[Stored entries]
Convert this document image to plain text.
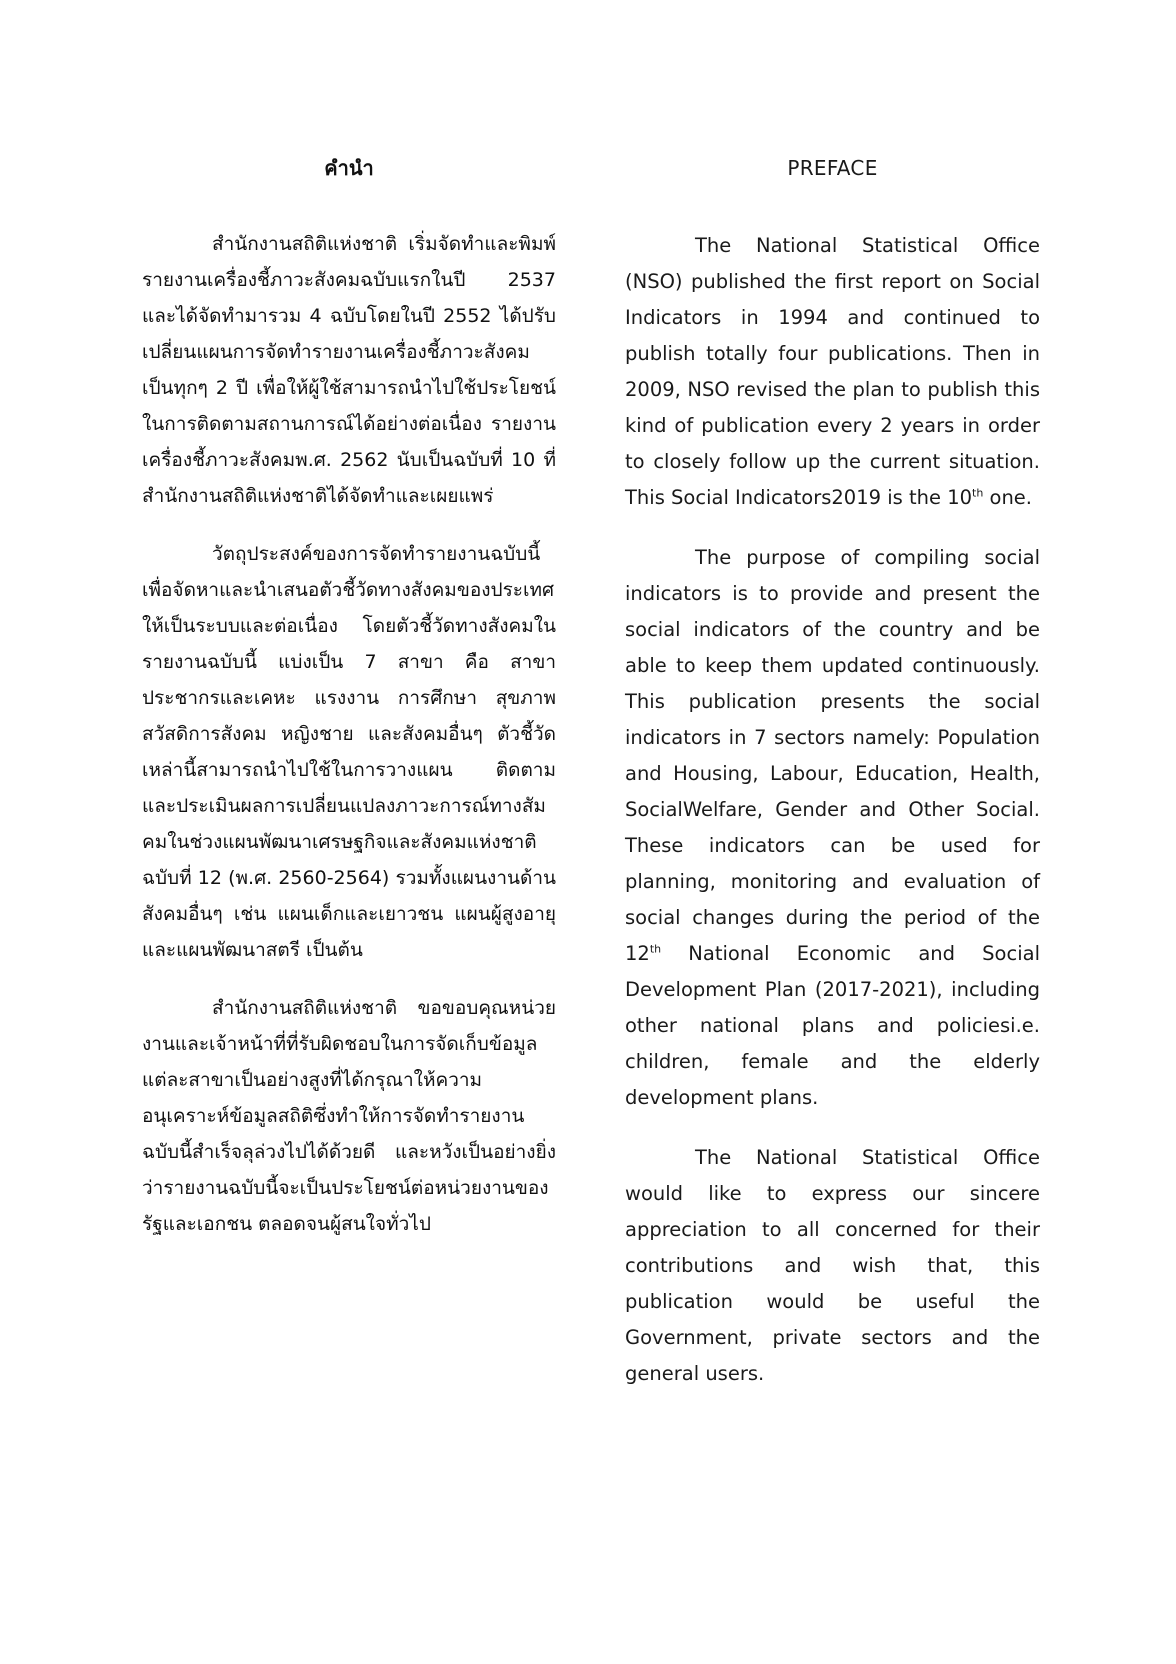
คำนำ

สำนักงานสถิติแห่งชาติ เริ่มจัดทำและพิมพ์รายงานเครื่องชี้ภาวะสังคมฉบับแรกในปี 2537 และได้จัดทำมารวม 4 ฉบับโดยในปี 2552 ได้ปรับเปลี่ยนแผนการจัดทำรายงานเครื่องชี้ภาวะสังคมเป็นทุกๆ 2 ปี เพื่อให้ผู้ใช้สามารถนำไปใช้ประโยชน์ในการติดตามสถานการณ์ได้อย่างต่อเนื่อง รายงานเครื่องชี้ภาวะสังคมพ.ศ. 2562 นับเป็นฉบับที่ 10 ที่สำนักงานสถิติแห่งชาติได้จัดทำและเผยแพร่

วัตถุประสงค์ของการจัดทำรายงานฉบับนี้ เพื่อจัดหาและนำเสนอตัวชี้วัดทางสังคมของประเทศ ให้เป็นระบบและต่อเนื่อง โดยตัวชี้วัดทางสังคมในรายงานฉบับนี้ แบ่งเป็น 7 สาขา คือ สาขาประชากรและเคหะ แรงงาน การศึกษา สุขภาพ สวัสดิการสังคม หญิงชาย และสังคมอื่นๆ ตัวชี้วัดเหล่านี้สามารถนำไปใช้ในการวางแผน ติดตาม และประเมินผลการเปลี่ยนแปลงภาวะการณ์ทางสัมคมในช่วงแผนพัฒนาเศรษฐกิจและสังคมแห่งชาติ ฉบับที่ 12 (พ.ศ. 2560-2564) รวมทั้งแผนงานด้านสังคมอื่นๆ เช่น แผนเด็กและเยาวชน แผนผู้สูงอายุ และแผนพัฒนาสตรี เป็นต้น

สำนักงานสถิติแห่งชาติ ขอขอบคุณหน่วยงานและเจ้าหน้าที่ที่รับผิดชอบในการจัดเก็บข้อมูลแต่ละสาขาเป็นอย่างสูงที่ได้กรุณาให้ความอนุเคราะห์ข้อมูลสถิติซึ่งทำให้การจัดทำรายงานฉบับนี้สำเร็จลุล่วงไปได้ด้วยดี และหวังเป็นอย่างยิ่งว่ารายงานฉบับนี้จะเป็นประโยชน์ต่อหน่วยงานของรัฐและเอกชน ตลอดจนผู้สนใจทั่วไป

PREFACE

The National Statistical Office (NSO) published the first report on Social Indicators in 1994 and continued to publish totally four publications. Then in 2009, NSO revised the plan to publish this kind of publication every 2 years in order to closely follow up the current situation. This Social Indicators2019 is the 10th one.

The purpose of compiling social indicators is to provide and present the social indicators of the country and be able to keep them updated continuously. This publication presents the social indicators in 7 sectors namely: Population and Housing, Labour, Education, Health, SocialWelfare, Gender and Other Social. These indicators can be used for planning, monitoring and evaluation of social changes during the period of the 12th National Economic and Social Development Plan (2017-2021), including other national plans and policiesi.e. children, female and the elderly development plans.

The National Statistical Office would like to express our sincere appreciation to all concerned for their contributions and wish that, this publication would be useful the Government, private sectors and the general users.
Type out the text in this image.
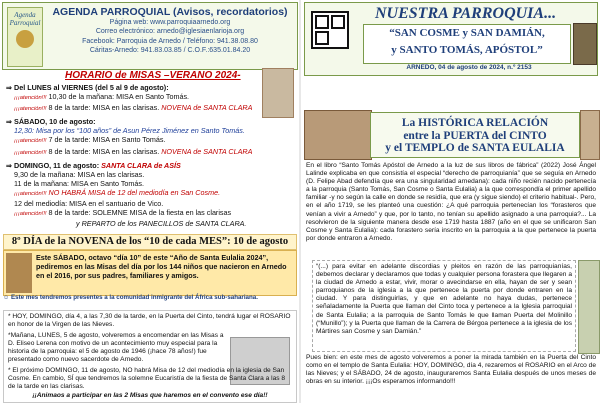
Agenda Parroquial
AGENDA PARROQUIAL (Avisos, recordatorios)
Página web: www.parroquiaarnedo.org
Correo electrónico: arnedo@iglesiaenlarioja.org
Facebook: Parroquia de Arnedo / Teléfono: 941.38.08.80
Cáritas-Arnedo: 941.83.03.85 / C.O.F.:635.01.84.20
HORARIO de MISAS –VERANO 2024-
⇒ Del LUNES al VIERNES (del 5 al 9 de agosto):
¡¡¡atención!!! 10,30 de la mañana: MISA en Santo Tomás.
¡¡¡atención!!! 8 de la tarde: MISA en las clarisas. NOVENA de SANTA CLARA
⇒ SÁBADO, 10 de agosto:
12,30: Misa por los “100 años” de Asun Pérez Jiménez en Santo Tomás.
¡¡¡atención!!! 7 de la tarde: MISA en Santo Tomás.
¡¡¡atención!!! 8 de la tarde: MISA en las clarisas. NOVENA de SANTA CLARA
⇒ DOMINGO, 11 de agosto: SANTA CLARA de ASÍS
9,30 de la mañana: MISA en las clarisas.
11 de la mañana: MISA en Santo Tomás.
¡¡¡atención!!! NO HABRÁ MISA de 12 del mediodía en San Cosme.
12 del mediodía: MISA en el santuario de Vico.
¡¡¡atención!!! 8 de la tarde: SOLEMNE MISA de la fiesta en las clarisas
y REPARTO de los PANECILLOS de SANTA CLARA.
8º DÍA de la NOVENA de los “10 de cada MES”: 10 de agosto
Este SÁBADO, octavo “día 10” de este “Año de Santa Eulalia 2024”, pediremos en las Misas del día por los 144 niños que nacieron en Arnedo en el 2016, por sus padres, familiares y amigos.
☺ Este mes tendremos presentes a la comunidad inmigrante del África sub-sahariana.
* HOY, DOMINGO, día 4, a las 7,30 de la tarde, en la Puerta del Cinto, tendrá lugar el ROSARIO en honor de la Virgen de las Nieves.
*Mañana, LUNES, 5 de agosto, volveremos a encomendar en las Misas a D. Eliseo Lerena con motivo de un acontecimiento muy especial para la historia de la parroquia: el 5 de agosto de 1946 (¡hace 78 años!) fue presentado como nuevo sacerdote de Arnedo.
* El próximo DOMINGO, 11 de agosto, NO habrá Misa de 12 del mediodía en la iglesia de San Cosme. En cambio, SÍ que tendremos la solemne Eucaristía de la fiesta de Santa Clara a las 8 de la tarde en las clarisas.
¡¡Animaos a participar en las 2 Misas que haremos en el convento ese día!!
NUESTRA PARROQUIA...
“SAN COSME y SAN DAMIÁN,
y SANTO TOMÁS, APÓSTOL”
ARNEDO, 04 de agosto de 2024, n.º 2153
La HISTÓRICA RELACIÓN
entre la PUERTA del CINTO
y el TEMPLO de SANTA EULALIA
En el libro “Santo Tomás Apóstol de Arnedo a la luz de sus libros de fábrica” (2022) José Ángel Lalinde explicaba en que consistía el especial “derecho de parroquianía” que se seguía en Arnedo (D. Felipe Abad defendía que era una singularidad arnedana): cada niño recién nacido pertenecía a la parroquia (Santo Tomás, San Cosme o Santa Eulalia) a la que correspondía el primer apellido familiar -y no según la calle en donde se residía, que era (y sigue siendo) el criterio habitual-. Pero, en el año 1719, se les planteó una cuestión: ¿A qué parroquia pertenecían los “forasteros que venían a vivir a Arnedo” y que, por lo tanto, no tenían su apellido asignado a una parroquia?... La resolvieron de la siguiente manera desde ese 1719 hasta 1887 (año en el que se unificaron San Cosme y Santa Eulalia): cada forastero sería inscrito en la parroquia a la que pertenece la puerta por donde entraron a Arnedo.
“(...) para evitar en adelante discordias y pleitos en razón de las parroquianías, debemos declarar y declaramos que todas y cualquier persona forastera que llegaren a la ciudad de Arnedo a estar, vivir, morar o avecindarse en ella, hayan de ser y sean parroquianos de la iglesia a la que pertenece la puerta por donde entraren en la ciudad. Y para distinguirlas, y que en adelante no haya dudas, pertenece señaladamente la Puerta que llaman del Cinto toca y pertenece a la Iglesia parroquial de Santa Eulalia; a la parroquia de Santo Tomás le que llaman Puerta del Molinillo (“Munillo”); y la Puerta que llaman de la Carrera de Bérgoa pertenece a la iglesia de los Mártires san Cosme y san Damián.”
Pues bien: en este mes de agosto volveremos a poner la mirada también en la Puerta del Cinto como en el templo de Santa Eulalia: HOY, DOMINGO, día 4, rezaremos el ROSARIO en el Arco de las Nieves; y el SÁBADO, 24 de agosto, inauguraremos Santa Eulalia después de unos meses de obras en su interior. ¡¡¡Os esperamos informando!!!
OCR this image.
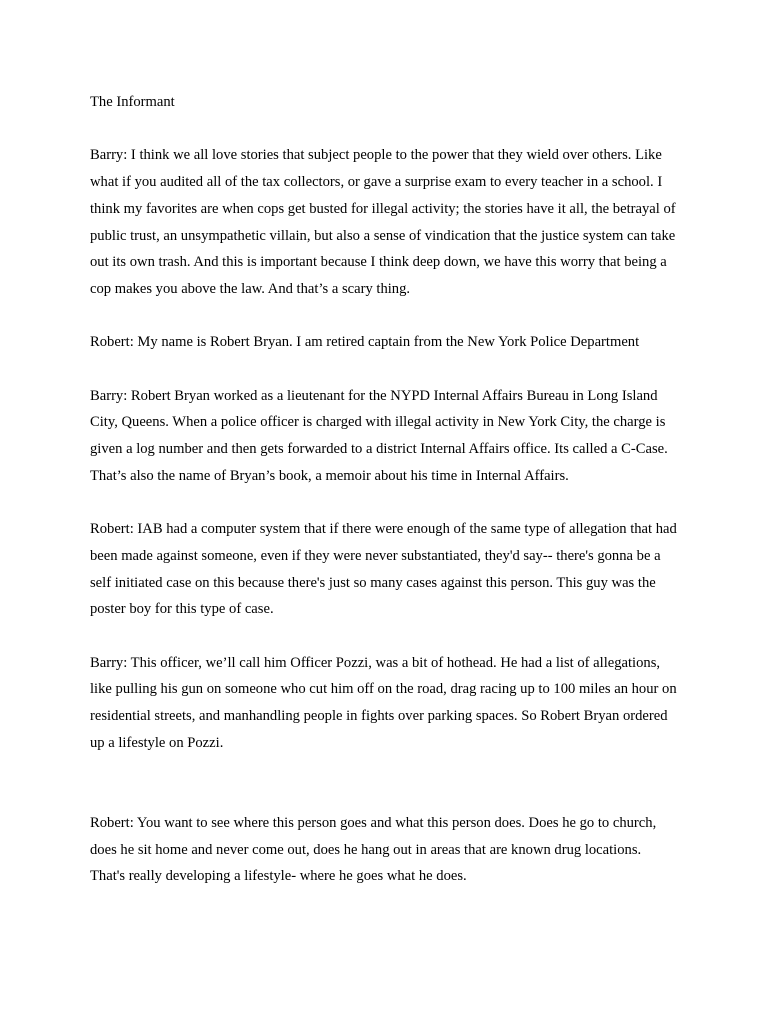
The Informant

Barry: I think we all love stories that subject people to the power that they wield over others. Like what if you audited all of the tax collectors, or gave a surprise exam to every teacher in a school. I think my favorites are when cops get busted for illegal activity; the stories have it all, the betrayal of public trust, an unsympathetic villain, but also a sense of vindication that the justice system can take out its own trash. And this is important because I think deep down, we have this worry that being a cop makes you above the law. And that’s a scary thing.

Robert: My name is Robert Bryan. I am retired captain from the New York Police Department

Barry: Robert Bryan worked as a lieutenant for the NYPD Internal Affairs Bureau in Long Island City, Queens. When a police officer is charged with illegal activity in New York City, the charge is given a log number and then gets forwarded to a district Internal Affairs office. Its called a C-Case. That’s also the name of Bryan’s book, a memoir about his time in Internal Affairs.

Robert: IAB had a computer system that if there were enough of the same type of allegation that had been made against someone, even if they were never substantiated, they'd say-- there's gonna be a self initiated case on this because there's just so many cases against this person. This guy was the poster boy for this type of case.

Barry: This officer, we’ll call him Officer Pozzi, was a bit of hothead. He had a list of allegations, like pulling his gun on someone who cut him off on the road, drag racing up to 100 miles an hour on residential streets, and manhandling people in fights over parking spaces. So Robert Bryan ordered up a lifestyle on Pozzi.

Robert: You want to see where this person goes and what this person does. Does he go to church, does he sit home and never come out, does he hang out in areas that are known drug locations. That's really developing a lifestyle- where he goes what he does.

GOAL —
Determine how many lines of the entries above carry the string "atención", and give that number alone.

ANSWER FOR THIS EXERCISE —
6